▸ **Stated exercise**:
Report, word for word, every line of the material that contains "sind".

========

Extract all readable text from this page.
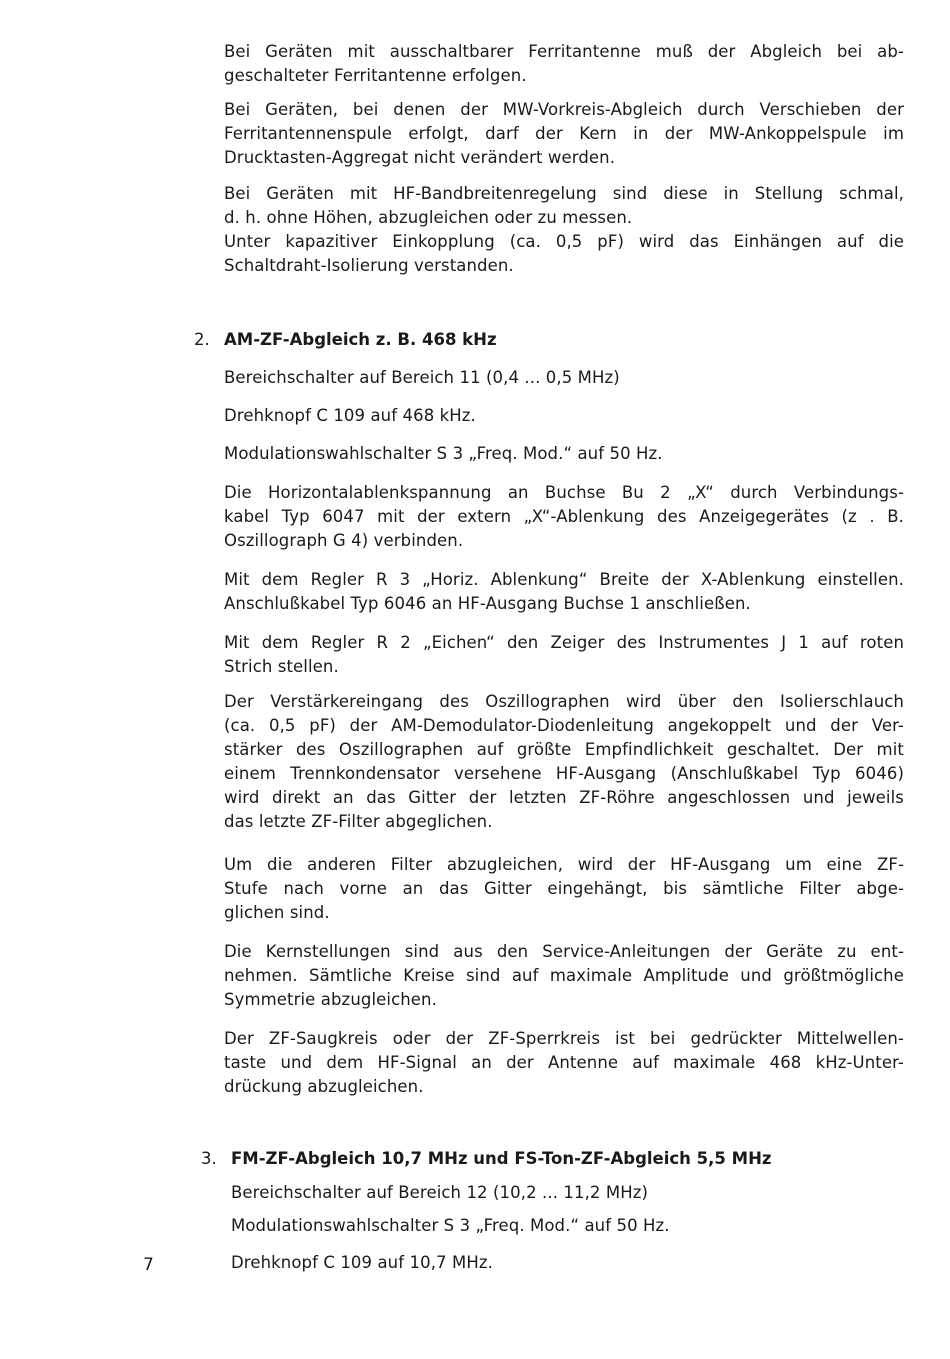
Bei Geräten mit ausschaltbarer Ferritantenne muß der Abgleich bei ab-
geschalteter Ferritantenne erfolgen.
Bei Geräten, bei denen der MW-Vorkreis-Abgleich durch Verschieben der
Ferritantennenspule erfolgt, darf der Kern in der MW-Ankoppelspule im
Drucktasten-Aggregat nicht verändert werden.
Bei Geräten mit HF-Bandbreitenregelung sind diese in Stellung schmal,
d. h. ohne Höhen, abzugleichen oder zu messen.
Unter kapazitiver Einkopplung (ca. 0,5 pF) wird das Einhängen auf die
Schaltdraht-Isolierung verstanden.
2. AM-ZF-Abgleich z. B. 468 kHz
Bereichschalter auf Bereich 11 (0,4 ... 0,5 MHz)
Drehknopf C 109 auf 468 kHz.
Modulationswahlschalter S 3 „Freq. Mod.“ auf 50 Hz.
Die Horizontalablenkspannung an Buchse Bu 2 „X“ durch Verbindungs-
kabel Typ 6047 mit der extern „X“-Ablenkung des Anzeigegerätes (z . B.
Oszillograph G 4) verbinden.
Mit dem Regler R 3 „Horiz. Ablenkung“ Breite der X-Ablenkung einstellen.
Anschlußkabel Typ 6046 an HF-Ausgang Buchse 1 anschließen.
Mit dem Regler R 2 „Eichen“ den Zeiger des Instrumentes J 1 auf roten
Strich stellen.
Der Verstärkereingang des Oszillographen wird über den Isolierschlauch
(ca. 0,5 pF) der AM-Demodulator-Diodenleitung angekoppelt und der Ver-
stärker des Oszillographen auf größte Empfindlichkeit geschaltet. Der mit
einem Trennkondensator versehene HF-Ausgang (Anschlußkabel Typ 6046)
wird direkt an das Gitter der letzten ZF-Röhre angeschlossen und jeweils
das letzte ZF-Filter abgeglichen.
Um die anderen Filter abzugleichen, wird der HF-Ausgang um eine ZF-
Stufe nach vorne an das Gitter eingehängt, bis sämtliche Filter abge-
glichen sind.
Die Kernstellungen sind aus den Service-Anleitungen der Geräte zu ent-
nehmen. Sämtliche Kreise sind auf maximale Amplitude und größtmögliche
Symmetrie abzugleichen.
Der ZF-Saugkreis oder der ZF-Sperrkreis ist bei gedrückter Mittelwellen-
taste und dem HF-Signal an der Antenne auf maximale 468 kHz-Unter-
drückung abzugleichen.
3. FM-ZF-Abgleich 10,7 MHz und FS-Ton-ZF-Abgleich 5,5 MHz
Bereichschalter auf Bereich 12 (10,2 ... 11,2 MHz)
Modulationswahlschalter S 3 „Freq. Mod.“ auf 50 Hz.
Drehknopf C 109 auf 10,7 MHz.
7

========

▸ **Result**:
Bei Geräten mit HF-Bandbreitenregelung sind diese in Stellung schmal,
glichen sind.
Die Kernstellungen sind aus den Service-Anleitungen der Geräte zu ent-
nehmen. Sämtliche Kreise sind auf maximale Amplitude und größtmögliche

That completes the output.